▶ _Exercise directions_
Set down the material below in full, matching it exactly.

━━ Supplied information

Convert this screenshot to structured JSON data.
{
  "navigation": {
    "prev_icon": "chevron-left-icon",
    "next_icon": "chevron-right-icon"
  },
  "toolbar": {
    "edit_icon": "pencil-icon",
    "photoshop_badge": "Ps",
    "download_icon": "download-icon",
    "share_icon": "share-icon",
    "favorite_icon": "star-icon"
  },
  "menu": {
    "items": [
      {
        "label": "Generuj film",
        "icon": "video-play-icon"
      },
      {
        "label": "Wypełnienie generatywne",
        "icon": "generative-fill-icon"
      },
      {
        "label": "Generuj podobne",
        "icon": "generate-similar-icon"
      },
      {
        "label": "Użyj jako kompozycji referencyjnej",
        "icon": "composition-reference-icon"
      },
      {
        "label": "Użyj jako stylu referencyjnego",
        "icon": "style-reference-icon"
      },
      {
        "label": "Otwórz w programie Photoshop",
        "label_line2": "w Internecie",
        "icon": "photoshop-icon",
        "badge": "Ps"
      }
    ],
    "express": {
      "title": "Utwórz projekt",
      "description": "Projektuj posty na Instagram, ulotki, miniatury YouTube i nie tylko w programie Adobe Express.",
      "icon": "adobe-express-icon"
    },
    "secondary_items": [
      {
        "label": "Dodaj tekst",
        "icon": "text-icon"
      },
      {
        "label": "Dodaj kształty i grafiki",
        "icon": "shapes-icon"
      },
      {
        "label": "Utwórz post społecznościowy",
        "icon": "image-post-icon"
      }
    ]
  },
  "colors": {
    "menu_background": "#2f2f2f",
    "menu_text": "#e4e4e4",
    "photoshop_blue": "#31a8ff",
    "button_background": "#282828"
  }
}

━━━━

▶ _Answer for this exercise_
Convert this screenshot to structured JSON data.
{
  "navigation": {
    "prev_icon": "chevron-left-icon",
    "next_icon": "chevron-right-icon"
  },
  "toolbar": {
    "edit_icon": "pencil-icon",
    "photoshop_badge": "Ps",
    "download_icon": "download-icon",
    "share_icon": "share-icon",
    "favorite_icon": "star-icon"
  },
  "menu": {
    "items": [
      {
        "label": "Generuj film",
        "icon": "video-play-icon"
      },
      {
        "label": "Wypełnienie generatywne",
        "icon": "generative-fill-icon"
      },
      {
        "label": "Generuj podobne",
        "icon": "generate-similar-icon"
      },
      {
        "label": "Użyj jako kompozycji referencyjnej",
        "icon": "composition-reference-icon"
      },
      {
        "label": "Użyj jako stylu referencyjnego",
        "icon": "style-reference-icon"
      },
      {
        "label": "Otwórz w programie Photoshop",
        "label_line2": "w Internecie",
        "icon": "photoshop-icon",
        "badge": "Ps"
      }
    ],
    "express": {
      "title": "Utwórz projekt",
      "description": "Projektuj posty na Instagram, ulotki, miniatury YouTube i nie tylko w programie Adobe Express.",
      "icon": "adobe-express-icon"
    },
    "secondary_items": [
      {
        "label": "Dodaj tekst",
        "icon": "text-icon"
      },
      {
        "label": "Dodaj kształty i grafiki",
        "icon": "shapes-icon"
      },
      {
        "label": "Utwórz post społecznościowy",
        "icon": "image-post-icon"
      }
    ]
  },
  "colors": {
    "menu_background": "#2f2f2f",
    "menu_text": "#e4e4e4",
    "photoshop_blue": "#31a8ff",
    "button_background": "#282828"
  }
}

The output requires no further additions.